__EXERCISE TASK__
Reproduce all the lines below exactly and omit the images.

__EXTRACTED MATERIAL__
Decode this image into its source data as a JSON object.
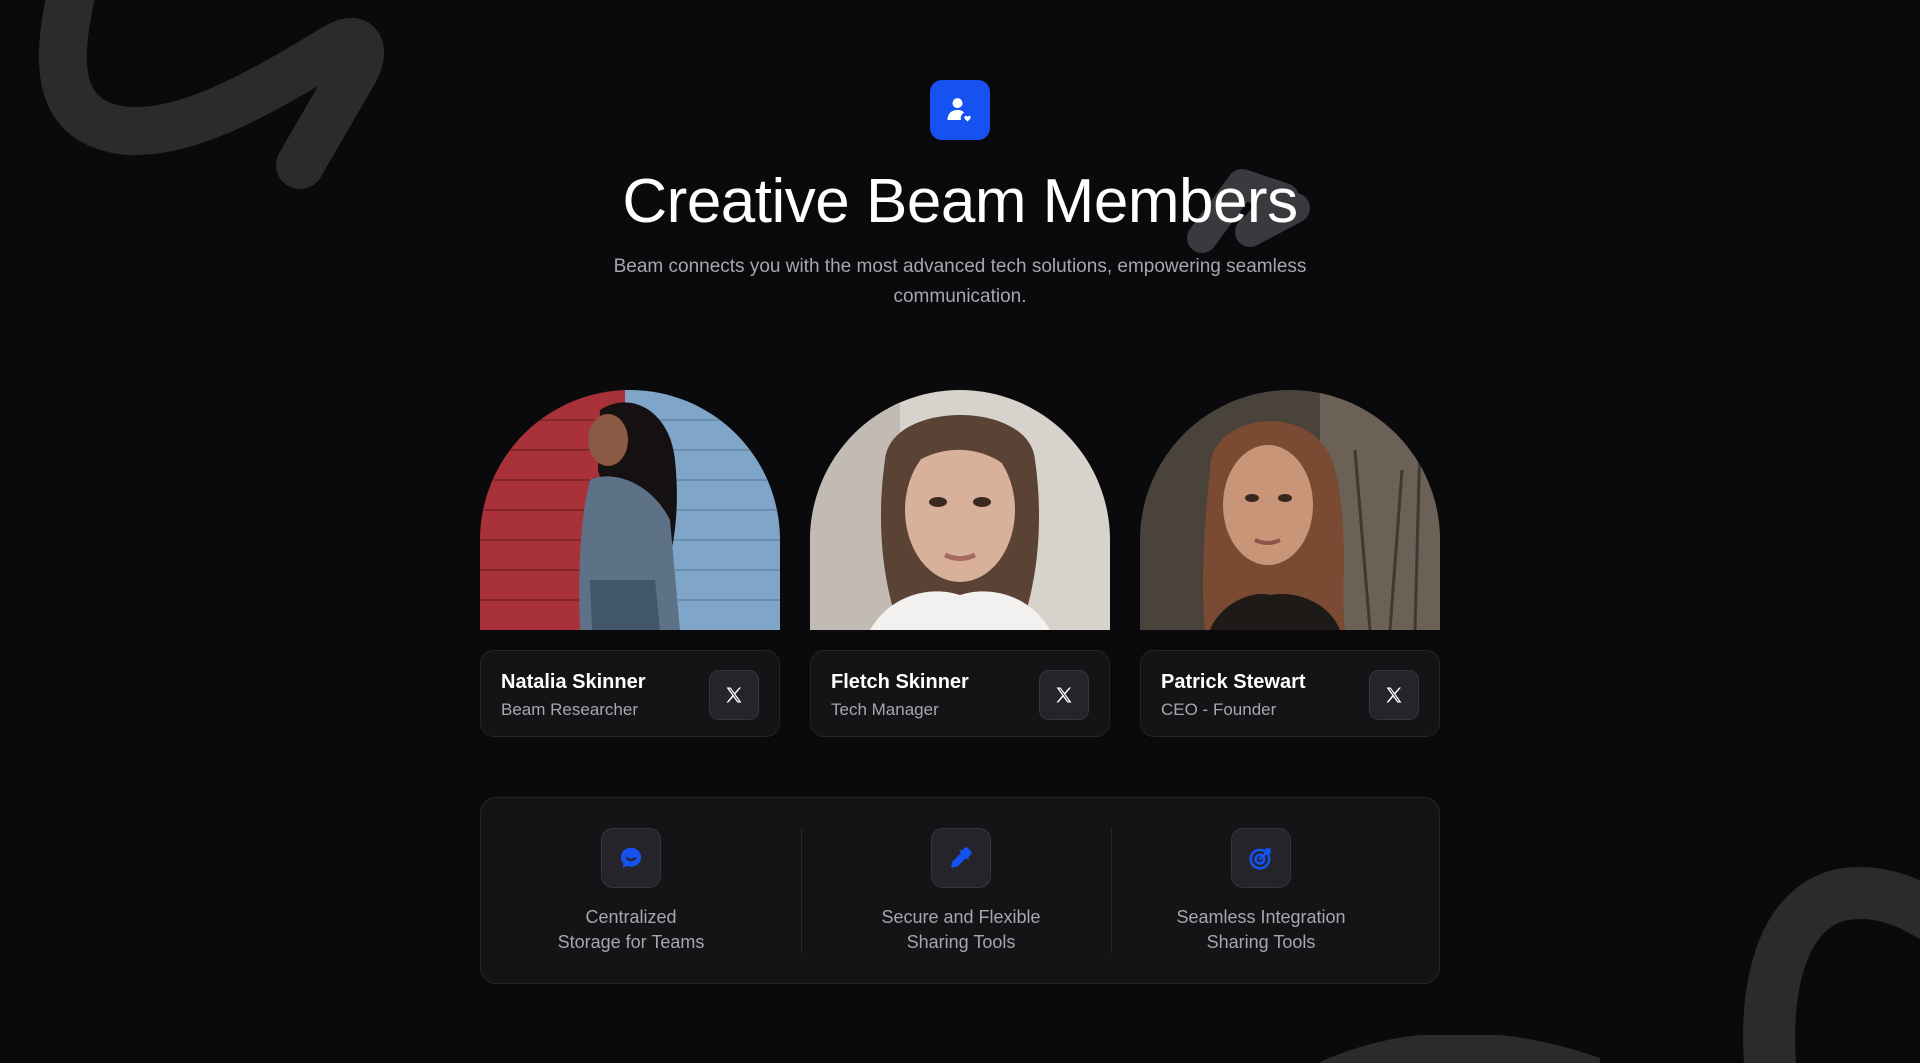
{
  "header": {
    "icon": "user-heart-icon",
    "title": "Creative Beam Members",
    "subtitle": "Beam connects you with the most advanced tech solutions, empowering seamless communication."
  },
  "members": [
    {
      "name": "Natalia Skinner",
      "role": "Beam Researcher",
      "social_icon": "x-logo-icon"
    },
    {
      "name": "Fletch Skinner",
      "role": "Tech Manager",
      "social_icon": "x-logo-icon"
    },
    {
      "name": "Patrick Stewart",
      "role": "CEO - Founder",
      "social_icon": "x-logo-icon"
    }
  ],
  "features": [
    {
      "icon": "chat-bubble-icon",
      "line1": "Centralized",
      "line2": "Storage for Teams"
    },
    {
      "icon": "eyedropper-icon",
      "line1": "Secure and Flexible",
      "line2": "Sharing Tools"
    },
    {
      "icon": "target-icon",
      "line1": "Seamless Integration",
      "line2": "Sharing Tools"
    }
  ],
  "colors": {
    "background": "#0a0a0c",
    "accent": "#1652f0",
    "card": "#141417",
    "muted_text": "#a6a6ad"
  }
}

__WRITTEN SOLUTION__
Decode this image into its source data as a JSON object.
{
  "header": {
    "icon": "user-heart-icon",
    "title": "Creative Beam Members",
    "subtitle": "Beam connects you with the most advanced tech solutions, empowering seamless communication."
  },
  "members": [
    {
      "name": "Natalia Skinner",
      "role": "Beam Researcher",
      "social_icon": "x-logo-icon"
    },
    {
      "name": "Fletch Skinner",
      "role": "Tech Manager",
      "social_icon": "x-logo-icon"
    },
    {
      "name": "Patrick Stewart",
      "role": "CEO - Founder",
      "social_icon": "x-logo-icon"
    }
  ],
  "features": [
    {
      "icon": "chat-bubble-icon",
      "line1": "Centralized",
      "line2": "Storage for Teams"
    },
    {
      "icon": "eyedropper-icon",
      "line1": "Secure and Flexible",
      "line2": "Sharing Tools"
    },
    {
      "icon": "target-icon",
      "line1": "Seamless Integration",
      "line2": "Sharing Tools"
    }
  ],
  "colors": {
    "background": "#0a0a0c",
    "accent": "#1652f0",
    "card": "#141417",
    "muted_text": "#a6a6ad"
  }
}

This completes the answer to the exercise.